• _Problem to solve_
Give the number of lines holding the string "this", and nothing else.

Records from a collection of figures
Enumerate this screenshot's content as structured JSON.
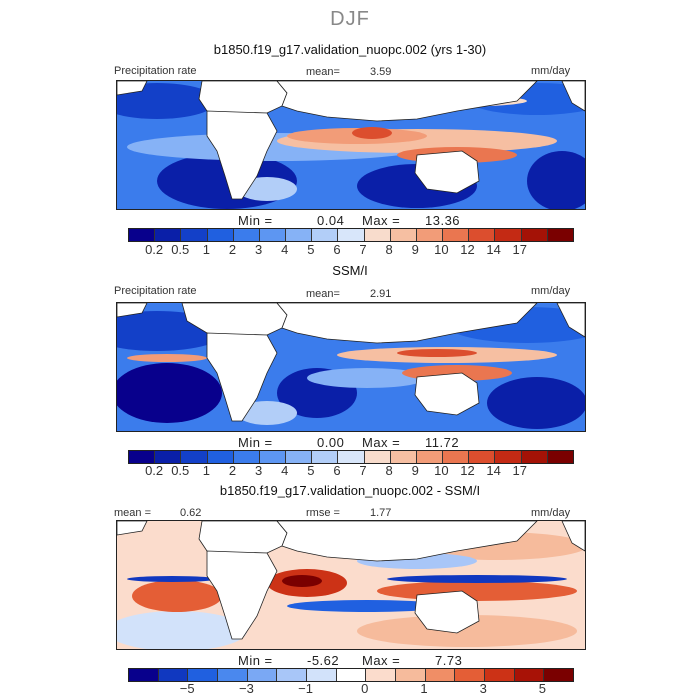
{
  "figure": {
    "season": "DJF",
    "panel1_title": "b1850.f19_g17.validation_nuopc.002 (yrs 1-30)",
    "panel2_title": "SSM/I",
    "panel3_title": "b1850.f19_g17.validation_nuopc.002 - SSM/I"
  },
  "panels": [
    {
      "left_label": "Precipitation rate",
      "mean_label": "mean=",
      "mean_value": "3.59",
      "units": "mm/day",
      "min_label": "Min =",
      "min_value": "0.04",
      "max_label": "Max =",
      "max_value": "13.36"
    },
    {
      "left_label": "Precipitation rate",
      "mean_label": "mean=",
      "mean_value": "2.91",
      "units": "mm/day",
      "min_label": "Min =",
      "min_value": "0.00",
      "max_label": "Max =",
      "max_value": "11.72"
    },
    {
      "left_label": "mean =",
      "left_value": "0.62",
      "mean_label": "rmse =",
      "mean_value": "1.77",
      "units": "mm/day",
      "min_label": "Min =",
      "min_value": "-5.62",
      "max_label": "Max =",
      "max_value": "7.73"
    }
  ],
  "chart_data": [
    {
      "type": "heatmap",
      "title": "b1850.f19_g17.validation_nuopc.002 (yrs 1-30)",
      "variable": "Precipitation rate",
      "units": "mm/day",
      "mean": 3.59,
      "min": 0.04,
      "max": 13.36,
      "colorbar_ticks": [
        "0.2",
        "0.5",
        "1",
        "2",
        "3",
        "4",
        "5",
        "6",
        "7",
        "8",
        "9",
        "10",
        "12",
        "14",
        "17"
      ]
    },
    {
      "type": "heatmap",
      "title": "SSM/I",
      "variable": "Precipitation rate",
      "units": "mm/day",
      "mean": 2.91,
      "min": 0.0,
      "max": 11.72,
      "colorbar_ticks": [
        "0.2",
        "0.5",
        "1",
        "2",
        "3",
        "4",
        "5",
        "6",
        "7",
        "8",
        "9",
        "10",
        "12",
        "14",
        "17"
      ]
    },
    {
      "type": "heatmap",
      "title": "b1850.f19_g17.validation_nuopc.002 - SSM/I",
      "units": "mm/day",
      "mean": 0.62,
      "rmse": 1.77,
      "min": -5.62,
      "max": 7.73,
      "colorbar_ticks": [
        "−5",
        "−3",
        "−1",
        "0",
        "1",
        "3",
        "5"
      ]
    }
  ],
  "colors": {
    "abs_scale": [
      "#08008c",
      "#0a1fa8",
      "#1340c8",
      "#2060e0",
      "#3b7cec",
      "#5d96f2",
      "#86b2f6",
      "#b2cef8",
      "#d8e6fa",
      "#f8dccc",
      "#f6bfa2",
      "#f29c78",
      "#ea7650",
      "#dc4e2e",
      "#c42a14",
      "#a41206",
      "#7a0000"
    ],
    "diff_scale": [
      "#08008c",
      "#1038c0",
      "#2060e0",
      "#4a88ee",
      "#7aa8f4",
      "#a8c6f8",
      "#d2e2fa",
      "#ffffff",
      "#fbdccc",
      "#f6bb9c",
      "#f08e66",
      "#e45e36",
      "#cc3216",
      "#a81206",
      "#7a0000"
    ]
  }
}
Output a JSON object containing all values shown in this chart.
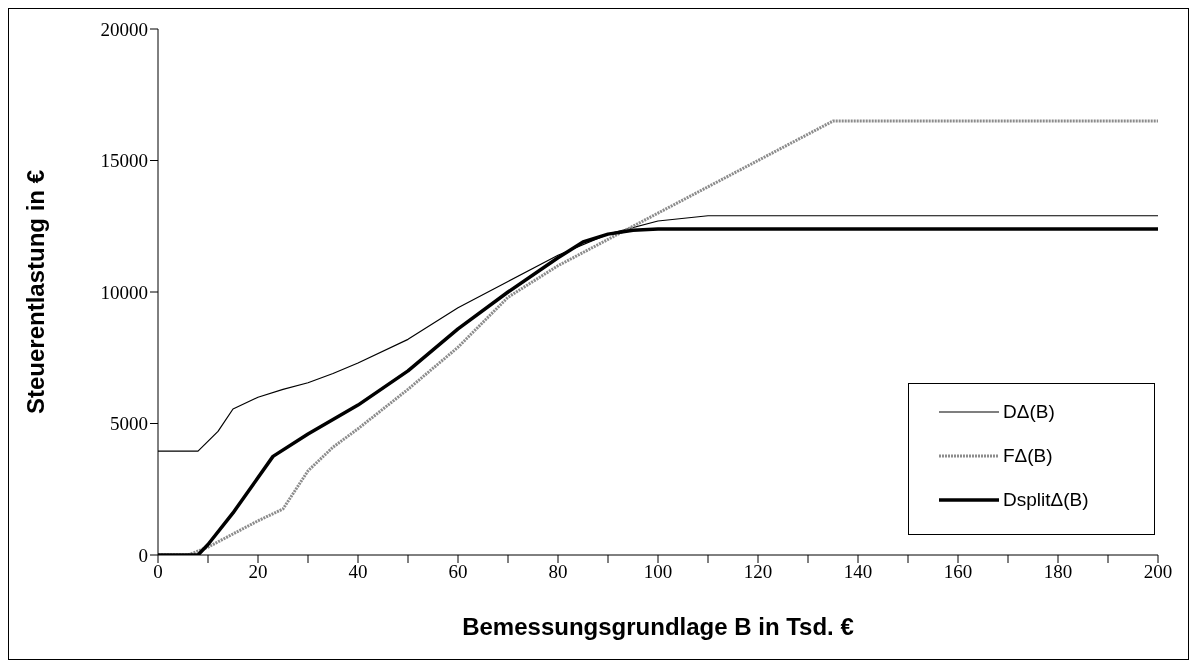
{
  "chart_data": {
    "type": "line",
    "xlabel": "Bemessungsgrundlage B in Tsd. €",
    "ylabel": "Steuerentlastung in €",
    "xlim": [
      0,
      200
    ],
    "ylim": [
      0,
      20000
    ],
    "xticks": [
      0,
      {
        "value": 10,
        "label": null
      },
      20,
      {
        "value": 30,
        "label": null
      },
      40,
      {
        "value": 50,
        "label": null
      },
      60,
      {
        "value": 70,
        "label": null
      },
      80,
      {
        "value": 90,
        "label": null
      },
      100,
      {
        "value": 110,
        "label": null
      },
      120,
      {
        "value": 130,
        "label": null
      },
      140,
      {
        "value": 150,
        "label": null
      },
      160,
      {
        "value": 170,
        "label": null
      },
      180,
      {
        "value": 190,
        "label": null
      },
      200
    ],
    "yticks": [
      0,
      5000,
      10000,
      15000,
      20000
    ],
    "grid": false,
    "legend": "bottom right",
    "marker": "none",
    "series": [
      {
        "name": "DΔ(B)",
        "color": "#000000",
        "line_style": "solid",
        "x": [
          0,
          8,
          12,
          15,
          20,
          25,
          30,
          35,
          40,
          50,
          60,
          70,
          80,
          90,
          100,
          110,
          120,
          200
        ],
        "values": [
          3950,
          3950,
          4700,
          5550,
          6000,
          6300,
          6550,
          6900,
          7300,
          8200,
          9400,
          10400,
          11400,
          12200,
          12700,
          12900,
          12900,
          12900
        ]
      },
      {
        "name": "FΔ(B)",
        "color": "#8c8c8c",
        "line_style": "dotted",
        "x": [
          0,
          6,
          10,
          15,
          20,
          25,
          30,
          35,
          40,
          50,
          60,
          70,
          80,
          90,
          100,
          110,
          120,
          135,
          200
        ],
        "values": [
          0,
          0,
          300,
          800,
          1300,
          1750,
          3200,
          4100,
          4800,
          6300,
          7900,
          9800,
          11000,
          12000,
          13000,
          14000,
          15000,
          16500,
          16500
        ]
      },
      {
        "name": "DsplitΔ(B)",
        "color": "#000000",
        "line_style": "solid",
        "x": [
          0,
          8,
          10,
          15,
          23,
          30,
          40,
          50,
          60,
          70,
          80,
          85,
          90,
          95,
          100,
          200
        ],
        "values": [
          0,
          0,
          400,
          1600,
          3750,
          4600,
          5700,
          7000,
          8600,
          10000,
          11300,
          11900,
          12200,
          12350,
          12400,
          12400
        ]
      }
    ]
  }
}
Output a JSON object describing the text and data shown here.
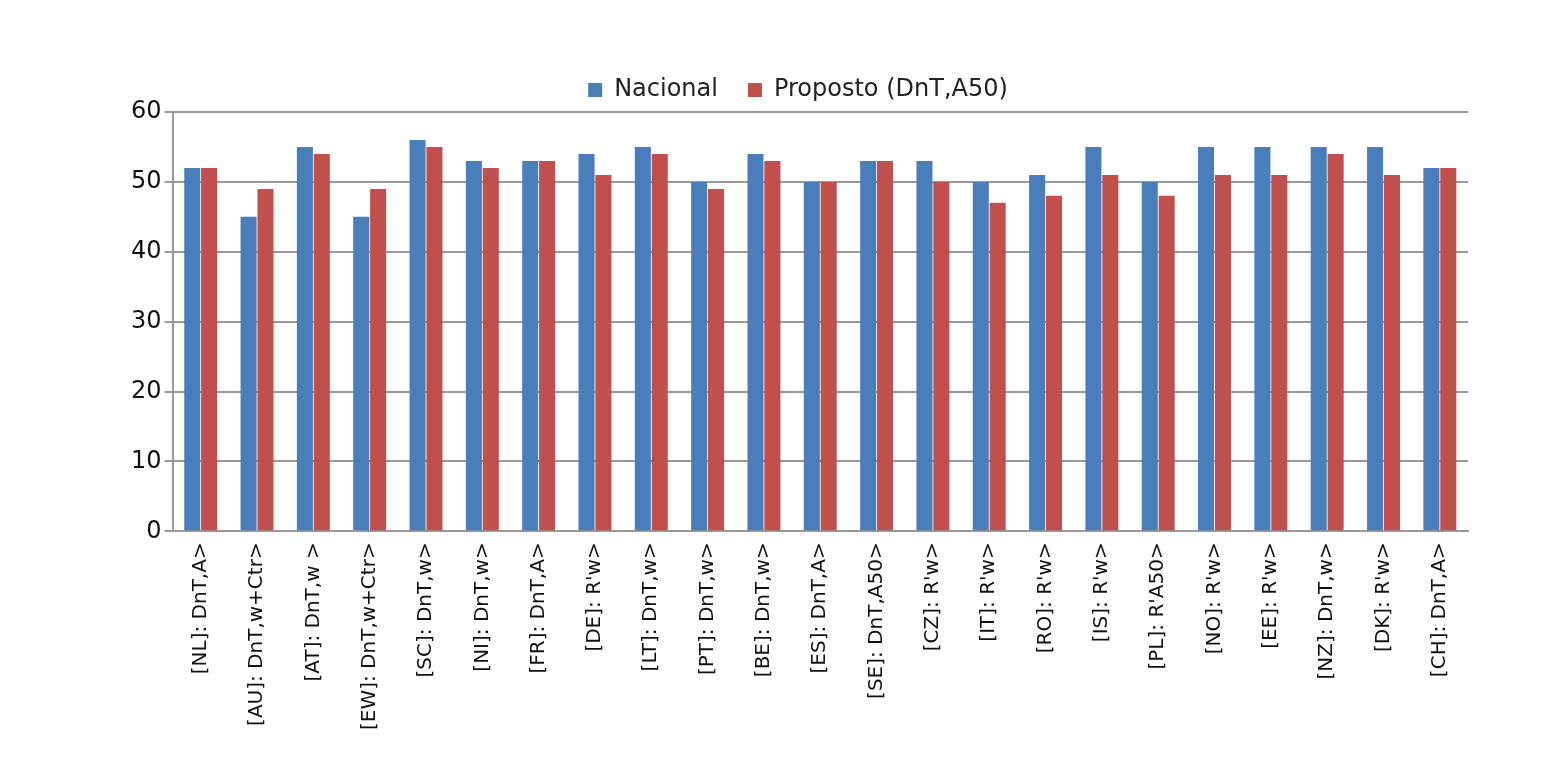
{
  "chart_data": {
    "type": "bar",
    "categories": [
      "[NL]: DnT,A>",
      "[AU]: DnT,w+Ctr>",
      "[AT]: DnT,w >",
      "[EW]: DnT,w+Ctr>",
      "[SC]: DnT,w>",
      "[NI]: DnT,w>",
      "[FR]: DnT,A>",
      "[DE]: R'w>",
      "[LT]: DnT,w>",
      "[PT]: DnT,w>",
      "[BE]: DnT,w>",
      "[ES]: DnT,A>",
      "[SE]: DnT,A50>",
      "[CZ]: R'w>",
      "[IT]: R'w>",
      "[RO]: R'w>",
      "[IS]: R'w>",
      "[PL]: R'A50>",
      "[NO]: R'w>",
      "[EE]: R'w>",
      "[NZ]: DnT,w>",
      "[DK]: R'w>",
      "[CH]: DnT,A>"
    ],
    "series": [
      {
        "name": "Nacional",
        "color": "#4a7ebb",
        "values": [
          52,
          45,
          55,
          45,
          56,
          53,
          53,
          54,
          55,
          50,
          54,
          50,
          53,
          53,
          50,
          51,
          55,
          50,
          55,
          55,
          55,
          55,
          52
        ]
      },
      {
        "name": "Proposto (DnT,A50)",
        "color": "#c0504d",
        "values": [
          52,
          49,
          54,
          49,
          55,
          52,
          53,
          51,
          54,
          49,
          53,
          50,
          53,
          50,
          47,
          48,
          51,
          48,
          51,
          51,
          54,
          51,
          52
        ]
      }
    ],
    "ylim": [
      0,
      60
    ],
    "yticks": [
      0,
      10,
      20,
      30,
      40,
      50,
      60
    ],
    "grid": "y",
    "legend": "top"
  }
}
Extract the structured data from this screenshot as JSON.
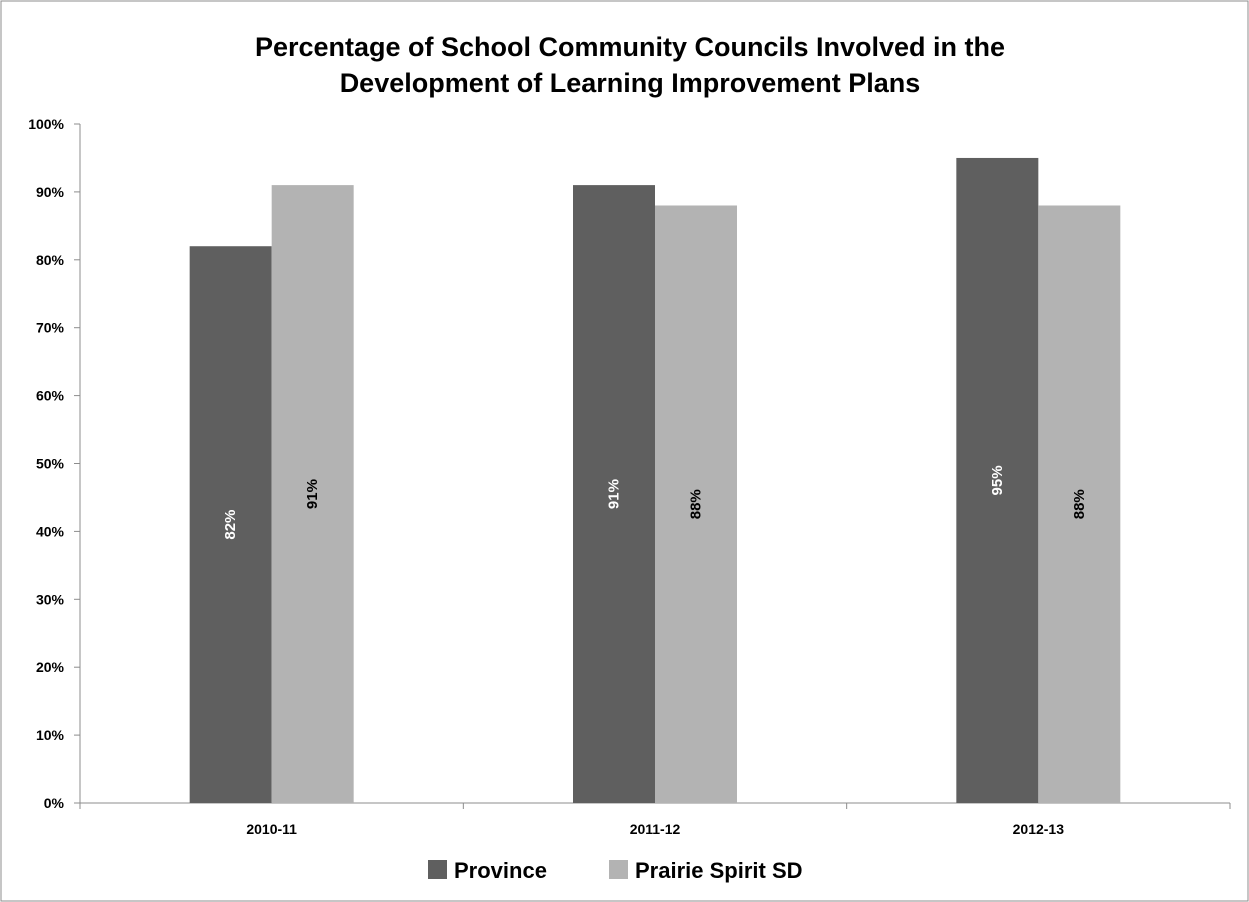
{
  "chart_data": {
    "type": "bar",
    "title_lines": [
      "Percentage of School Community Councils Involved in the",
      "Development of Learning Improvement Plans"
    ],
    "categories": [
      "2010-11",
      "2011-12",
      "2012-13"
    ],
    "series": [
      {
        "name": "Province",
        "values": [
          82,
          91,
          95
        ],
        "labels": [
          "82%",
          "91%",
          "95%"
        ],
        "color": "#5f5f5f",
        "label_color": "#ffffff"
      },
      {
        "name": "Prairie Spirit SD",
        "values": [
          91,
          88,
          88
        ],
        "labels": [
          "91%",
          "88%",
          "88%"
        ],
        "color": "#b3b3b3",
        "label_color": "#000000"
      }
    ],
    "ylim": [
      0,
      100
    ],
    "yticks": [
      0,
      10,
      20,
      30,
      40,
      50,
      60,
      70,
      80,
      90,
      100
    ],
    "ytick_labels": [
      "0%",
      "10%",
      "20%",
      "30%",
      "40%",
      "50%",
      "60%",
      "70%",
      "80%",
      "90%",
      "100%"
    ],
    "grid": false,
    "legend_position": "bottom",
    "xlabel": "",
    "ylabel": ""
  }
}
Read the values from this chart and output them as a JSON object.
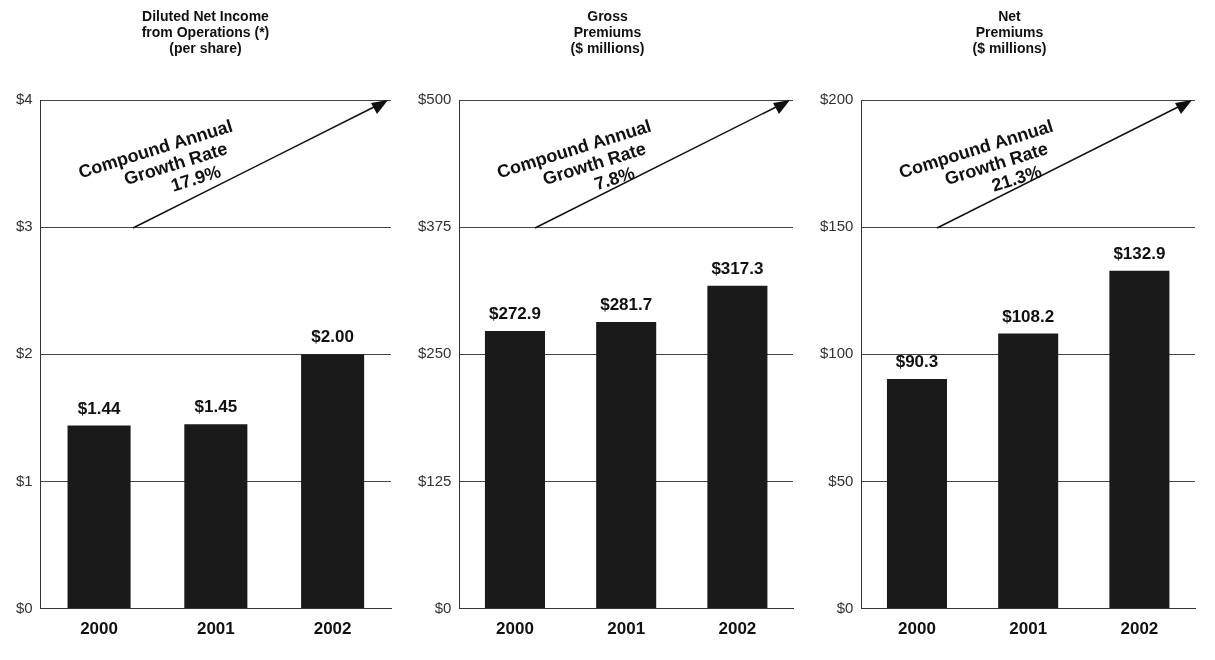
{
  "chart_data": [
    {
      "type": "bar",
      "title": "Diluted Net Income\nfrom Operations (*)\n(per share)",
      "categories": [
        "2000",
        "2001",
        "2002"
      ],
      "values": [
        1.44,
        1.45,
        2.0
      ],
      "color": "#1a1a1a",
      "value_labels": [
        "$1.44",
        "$1.45",
        "$2.00"
      ],
      "ylim": [
        0,
        4
      ],
      "yticks": [
        {
          "value": 0,
          "label": "$0"
        },
        {
          "value": 1,
          "label": "$1"
        },
        {
          "value": 2,
          "label": "$2"
        },
        {
          "value": 3,
          "label": "$3"
        },
        {
          "value": 4,
          "label": "$4"
        }
      ],
      "grid": "y",
      "annotations": [
        "Compound Annual\nGrowth Rate\n17.9%"
      ]
    },
    {
      "type": "bar",
      "title": "Gross\nPremiums\n($ millions)",
      "categories": [
        "2000",
        "2001",
        "2002"
      ],
      "values": [
        272.9,
        281.7,
        317.3
      ],
      "color": "#1a1a1a",
      "value_labels": [
        "$272.9",
        "$281.7",
        "$317.3"
      ],
      "ylim": [
        0,
        500
      ],
      "yticks": [
        {
          "value": 0,
          "label": "$0"
        },
        {
          "value": 125,
          "label": "$125"
        },
        {
          "value": 250,
          "label": "$250"
        },
        {
          "value": 375,
          "label": "$375"
        },
        {
          "value": 500,
          "label": "$500"
        }
      ],
      "grid": "y",
      "annotations": [
        "Compound Annual\nGrowth Rate\n7.8%"
      ]
    },
    {
      "type": "bar",
      "title": "Net\nPremiums\n($ millions)",
      "categories": [
        "2000",
        "2001",
        "2002"
      ],
      "values": [
        90.3,
        108.2,
        132.9
      ],
      "color": "#1a1a1a",
      "value_labels": [
        "$90.3",
        "$108.2",
        "$132.9"
      ],
      "ylim": [
        0,
        200
      ],
      "yticks": [
        {
          "value": 0,
          "label": "$0"
        },
        {
          "value": 50,
          "label": "$50"
        },
        {
          "value": 100,
          "label": "$100"
        },
        {
          "value": 150,
          "label": "$150"
        },
        {
          "value": 200,
          "label": "$200"
        }
      ],
      "grid": "y",
      "annotations": [
        "Compound Annual\nGrowth Rate\n21.3%"
      ]
    }
  ]
}
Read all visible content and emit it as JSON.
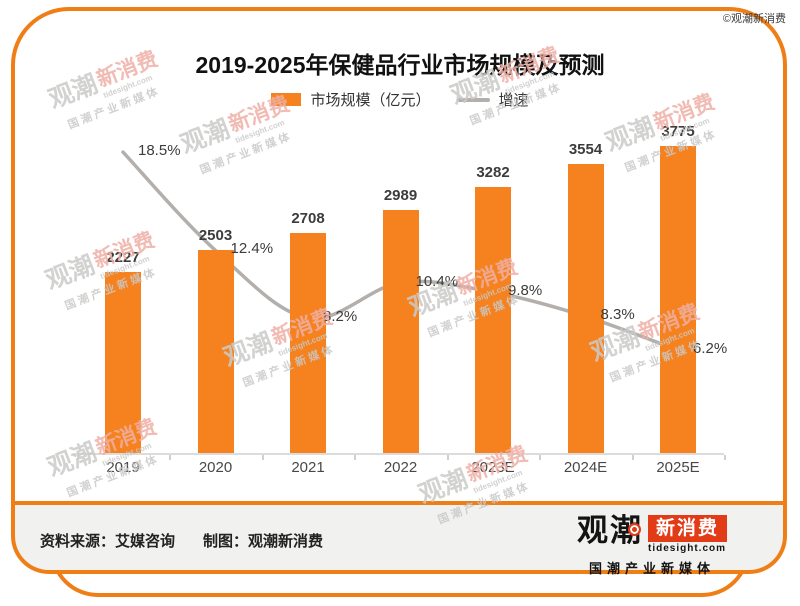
{
  "page": {
    "copyright": "©观潮新消费"
  },
  "legend": {
    "bar_label": "市场规模（亿元）",
    "line_label": "增速"
  },
  "chart_data": {
    "type": "bar",
    "title": "2019-2025年保健品行业市场规模及预测",
    "categories": [
      "2019",
      "2020",
      "2021",
      "2022",
      "2023E",
      "2024E",
      "2025E"
    ],
    "series": [
      {
        "name": "市场规模（亿元）",
        "type": "bar",
        "values": [
          2227,
          2503,
          2708,
          2989,
          3282,
          3554,
          3775
        ]
      },
      {
        "name": "增速",
        "type": "line",
        "unit": "%",
        "values": [
          18.5,
          12.4,
          8.2,
          10.4,
          9.8,
          8.3,
          6.2
        ]
      }
    ],
    "xlabel": "",
    "ylabel": "",
    "legend_position": "top",
    "grid": false,
    "value_labels": true
  },
  "footer": {
    "source": "资料来源：艾媒咨询",
    "credit": "制图：观潮新消费"
  },
  "logo": {
    "name": "观潮",
    "highlight": "新消费",
    "domain": "tidesight.com",
    "tagline": "国潮产业新媒体"
  },
  "watermark": {
    "name": "观潮",
    "highlight": "新消费",
    "domain": "tidesight.com",
    "tagline": "国潮产业新媒体"
  },
  "colors": {
    "bar_orange": "#f5821f",
    "border_orange": "#ef7e17",
    "line_gray": "#b2afac",
    "logo_red": "#e23b17",
    "footer_bg": "#f1f1ef"
  }
}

• _Task answer_
4